* _PASSAGE TO READ_
[banner]

A Python Companion to Extension Program Evaluation

Salvatore S. Mangiafico

Mood’s Median Test for Two-sample Data

Two-sample Mood’s median test in SAEPER

 

For a discussion of this test, see the corresponding chapter in Summary and Analysis of Extension Program Evaluation in R (rcompanion.org/handbook/F_05.html).

 

Importing packages in this chapter

 

The following commands will import required packages used in this chapter from libraries and assign them common aliases.  You may need install these libraries first.

 

import io

 

import os

 

import numpy as np

 

import scipy.stats as stats

 

import pandas as pd

 

import matplotlib.pyplot as plt

 

import pingouin as pg

 

import seaborn as sns

 

import math

 

 

Setting your working directory

 

You may wish to set your working directory for exported plots.

 

os.chdir("C:/Users/Sal Mangiafico/Desktop")

 

print(os.getcwd())

 

 

Example of Mood’s median test

 

Data = pd.read_table(sep="\\s+", filepath_or_buffer=io.StringIO("""
 Speaker  Likert
 Pooh      3
 Pooh      5
 Pooh      4
 Pooh      4
 Pooh      4
 Pooh      4
 Pooh      4
 Pooh      4
 Pooh      5
 Pooh      5
 Piglet    2
 Piglet    4
 Piglet    2
 Piglet    2
 Piglet    1
 Piglet    2
 Piglet    3
 Piglet    2
 Piglet    2
 Piglet    3
"""))



Summarize data treating Likert scores as numeric


Summary = Data.groupby('Speaker')['Likert'].describe()

 

print(Summary)

 

         count  mean       std  min  25%  50%   75%  max

Speaker                                                

Pooh      10.0   4.2  0.632456  3.0  4.0  4.0  4.75  5.0

Piglet    10.0   2.3  0.823273  1.0  2.0  2.0  2.75  4.0

 

### The 50% percentile is the median for each group

 

 

Mood’s median test

 

Using scipy.stats

 

Pooh = Data['Likert'][Data['Speaker']=='Pooh']

 

Piglet = Data['Likert'][Data['Speaker']=='Piglet']

 

stats.median_test(Piglet, Pooh)

 

MedianTestResult(statistic=9.8, pvalue=0.0017451186995289028, median=3.5, table=array([[1, 9], [9, 1]], dtype=int64))

 

 

The output above reports the test statistic and p-value.  The median listed is the overall median of observations pooled across groups.  The table is the contingency table that used for the chi-square test for Mood’s median test.

* _TASK INPUT_
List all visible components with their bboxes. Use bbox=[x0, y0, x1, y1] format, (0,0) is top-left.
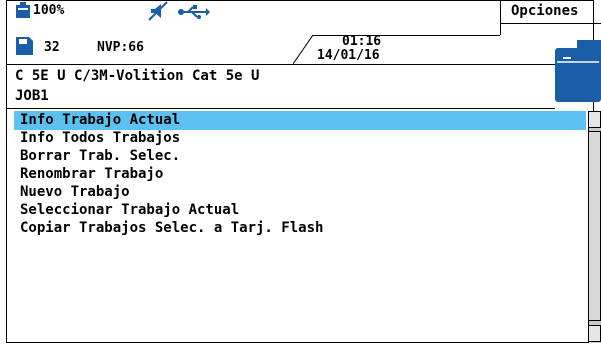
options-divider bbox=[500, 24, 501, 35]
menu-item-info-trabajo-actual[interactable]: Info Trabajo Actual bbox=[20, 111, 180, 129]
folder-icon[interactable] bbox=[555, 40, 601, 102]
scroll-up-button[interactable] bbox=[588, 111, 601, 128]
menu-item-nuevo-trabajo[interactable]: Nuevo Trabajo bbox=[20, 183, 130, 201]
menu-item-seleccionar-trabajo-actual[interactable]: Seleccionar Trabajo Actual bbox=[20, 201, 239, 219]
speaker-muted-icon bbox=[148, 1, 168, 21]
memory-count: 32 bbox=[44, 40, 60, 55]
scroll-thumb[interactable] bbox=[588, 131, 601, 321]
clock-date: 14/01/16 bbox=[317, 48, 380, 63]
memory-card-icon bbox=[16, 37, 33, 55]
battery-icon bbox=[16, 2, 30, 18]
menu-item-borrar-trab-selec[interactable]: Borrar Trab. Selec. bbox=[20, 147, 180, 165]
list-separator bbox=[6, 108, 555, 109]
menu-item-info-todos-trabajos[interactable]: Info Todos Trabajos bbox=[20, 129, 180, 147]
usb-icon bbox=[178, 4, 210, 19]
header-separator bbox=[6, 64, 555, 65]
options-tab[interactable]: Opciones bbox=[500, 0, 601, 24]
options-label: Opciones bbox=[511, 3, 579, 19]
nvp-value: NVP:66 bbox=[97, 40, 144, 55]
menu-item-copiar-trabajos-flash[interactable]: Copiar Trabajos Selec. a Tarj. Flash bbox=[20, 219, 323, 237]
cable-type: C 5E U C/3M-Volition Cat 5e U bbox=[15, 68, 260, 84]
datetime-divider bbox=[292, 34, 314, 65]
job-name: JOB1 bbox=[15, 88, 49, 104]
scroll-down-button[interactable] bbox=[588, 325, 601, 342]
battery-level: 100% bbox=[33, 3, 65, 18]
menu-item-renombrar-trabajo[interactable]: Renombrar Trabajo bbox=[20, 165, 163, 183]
...
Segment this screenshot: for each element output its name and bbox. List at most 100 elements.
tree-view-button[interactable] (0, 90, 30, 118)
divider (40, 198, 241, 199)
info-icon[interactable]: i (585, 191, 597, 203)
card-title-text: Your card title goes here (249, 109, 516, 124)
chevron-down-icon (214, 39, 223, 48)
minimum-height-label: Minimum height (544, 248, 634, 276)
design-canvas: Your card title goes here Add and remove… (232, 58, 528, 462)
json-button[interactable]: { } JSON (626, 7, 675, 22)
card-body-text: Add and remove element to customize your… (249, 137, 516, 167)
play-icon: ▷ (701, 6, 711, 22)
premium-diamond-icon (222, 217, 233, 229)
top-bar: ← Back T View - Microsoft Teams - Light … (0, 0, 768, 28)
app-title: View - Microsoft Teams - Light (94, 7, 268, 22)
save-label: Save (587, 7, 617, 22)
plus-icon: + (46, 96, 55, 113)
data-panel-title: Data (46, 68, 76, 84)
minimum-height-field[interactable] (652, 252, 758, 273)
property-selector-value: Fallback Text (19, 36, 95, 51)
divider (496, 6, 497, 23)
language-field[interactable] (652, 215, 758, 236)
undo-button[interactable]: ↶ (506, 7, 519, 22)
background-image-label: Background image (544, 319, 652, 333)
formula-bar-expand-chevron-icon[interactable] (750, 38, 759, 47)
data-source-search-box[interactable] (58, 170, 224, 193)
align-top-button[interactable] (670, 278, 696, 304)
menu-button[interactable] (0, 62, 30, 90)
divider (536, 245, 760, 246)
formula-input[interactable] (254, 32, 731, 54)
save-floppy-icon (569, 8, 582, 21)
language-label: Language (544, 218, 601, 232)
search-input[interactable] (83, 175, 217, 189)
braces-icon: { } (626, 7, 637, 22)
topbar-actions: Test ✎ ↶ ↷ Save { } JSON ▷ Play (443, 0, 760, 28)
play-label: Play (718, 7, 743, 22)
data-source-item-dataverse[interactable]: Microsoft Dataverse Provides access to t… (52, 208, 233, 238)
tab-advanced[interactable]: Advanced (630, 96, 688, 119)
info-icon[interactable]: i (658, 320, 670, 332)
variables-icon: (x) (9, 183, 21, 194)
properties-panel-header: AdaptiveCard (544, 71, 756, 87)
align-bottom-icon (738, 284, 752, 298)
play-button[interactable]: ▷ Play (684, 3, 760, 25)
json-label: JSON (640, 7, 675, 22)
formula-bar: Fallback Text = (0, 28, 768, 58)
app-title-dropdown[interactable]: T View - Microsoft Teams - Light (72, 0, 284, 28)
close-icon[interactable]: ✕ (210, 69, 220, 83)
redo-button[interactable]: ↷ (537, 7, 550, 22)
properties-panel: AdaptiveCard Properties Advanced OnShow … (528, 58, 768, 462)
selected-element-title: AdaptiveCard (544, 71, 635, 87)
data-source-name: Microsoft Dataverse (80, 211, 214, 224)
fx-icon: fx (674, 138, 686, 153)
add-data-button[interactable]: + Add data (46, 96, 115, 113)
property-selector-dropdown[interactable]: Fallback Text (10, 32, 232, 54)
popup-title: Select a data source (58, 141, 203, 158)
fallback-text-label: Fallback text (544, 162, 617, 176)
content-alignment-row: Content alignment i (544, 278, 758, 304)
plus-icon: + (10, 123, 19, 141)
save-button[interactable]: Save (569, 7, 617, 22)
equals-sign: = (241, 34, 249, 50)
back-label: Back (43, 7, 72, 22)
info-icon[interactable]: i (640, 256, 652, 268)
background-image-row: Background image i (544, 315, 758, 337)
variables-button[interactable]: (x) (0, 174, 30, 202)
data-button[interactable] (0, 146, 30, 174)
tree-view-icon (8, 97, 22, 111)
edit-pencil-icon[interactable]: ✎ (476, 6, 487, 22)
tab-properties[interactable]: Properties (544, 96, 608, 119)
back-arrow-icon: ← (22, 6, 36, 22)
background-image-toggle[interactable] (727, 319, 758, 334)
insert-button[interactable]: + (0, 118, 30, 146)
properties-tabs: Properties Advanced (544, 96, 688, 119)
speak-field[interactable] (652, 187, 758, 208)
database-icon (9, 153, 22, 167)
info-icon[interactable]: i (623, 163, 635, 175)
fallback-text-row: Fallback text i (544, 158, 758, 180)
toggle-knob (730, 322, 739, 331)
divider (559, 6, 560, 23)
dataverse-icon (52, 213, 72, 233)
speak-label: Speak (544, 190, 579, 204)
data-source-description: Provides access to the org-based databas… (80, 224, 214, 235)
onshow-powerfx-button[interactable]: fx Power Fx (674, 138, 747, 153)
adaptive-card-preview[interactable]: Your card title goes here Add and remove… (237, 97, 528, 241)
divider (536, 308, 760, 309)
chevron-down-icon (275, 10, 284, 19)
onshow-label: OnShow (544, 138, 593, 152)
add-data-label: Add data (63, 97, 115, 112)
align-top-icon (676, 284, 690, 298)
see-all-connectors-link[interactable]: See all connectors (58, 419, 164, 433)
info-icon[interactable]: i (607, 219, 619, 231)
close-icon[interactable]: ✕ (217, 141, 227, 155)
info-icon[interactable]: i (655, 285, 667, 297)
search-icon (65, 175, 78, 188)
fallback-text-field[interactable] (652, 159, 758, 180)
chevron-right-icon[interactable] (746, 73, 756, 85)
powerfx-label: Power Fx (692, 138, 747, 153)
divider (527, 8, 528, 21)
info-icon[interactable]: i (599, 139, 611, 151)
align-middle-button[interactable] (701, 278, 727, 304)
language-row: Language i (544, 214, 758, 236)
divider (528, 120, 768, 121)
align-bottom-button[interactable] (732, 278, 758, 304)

* _THE TASKS_
[a] Return every entry from the line containing "options-divider bbox=[500, 24, 501, 35]" down to the line containing "usb-icon bbox=[178, 4, 210, 19]", both included, copied without any change.
[b] Supply the next part of the chapter on Mood's median test in Python, beginning after its final sentence.

* _ANSWERS FOR THIS EXERCISE_
[a]
options-divider bbox=[500, 24, 501, 35]
menu-item-info-trabajo-actual[interactable]: Info Trabajo Actual bbox=[20, 111, 180, 129]
folder-icon[interactable] bbox=[555, 40, 601, 102]
scroll-up-button[interactable] bbox=[588, 111, 601, 128]
menu-item-nuevo-trabajo[interactable]: Nuevo Trabajo bbox=[20, 183, 130, 201]
menu-item-seleccionar-trabajo-actual[interactable]: Seleccionar Trabajo Actual bbox=[20, 201, 239, 219]
speaker-muted-icon bbox=[148, 1, 168, 21]
memory-count: 32 bbox=[44, 40, 60, 55]
scroll-thumb[interactable] bbox=[588, 131, 601, 321]
clock-date: 14/01/16 bbox=[317, 48, 380, 63]
memory-card-icon bbox=[16, 37, 33, 55]
battery-icon bbox=[16, 2, 30, 18]
menu-item-borrar-trab-selec[interactable]: Borrar Trab. Selec. bbox=[20, 147, 180, 165]
list-separator bbox=[6, 108, 555, 109]
menu-item-info-todos-trabajos[interactable]: Info Todos Trabajos bbox=[20, 129, 180, 147]
usb-icon bbox=[178, 4, 210, 19]

[b]
Effect size measurements

 

Difference in medians

 

One effect size statistic is the difference in median between groups.  From the summary statistics above, the difference in medians is 2, or –2 if we use the convention of First Group – Second Group, assuming Piglet is the first group.

 

Median1 = 2

 

Median2 = 4

 

Median1 - Median2

 

-2

 

 

Rank biserial correlation coefficient and common language effect size statistic

 

The rank biserial correlation coefficient or the common language effect size statistic may also be an appropriate effect size statistic.

 

To perform this test, we first need to extract the data as arrays of numbers.  Here we’ll treat Piglet as the first group to match the R output.

 

Pooh = Data['Likert'][Data['Speaker']=='Pooh']

 

Piglet = Data['Likert'][Data['Speaker']=='Piglet']

 

pg.mwu(Piglet, Pooh)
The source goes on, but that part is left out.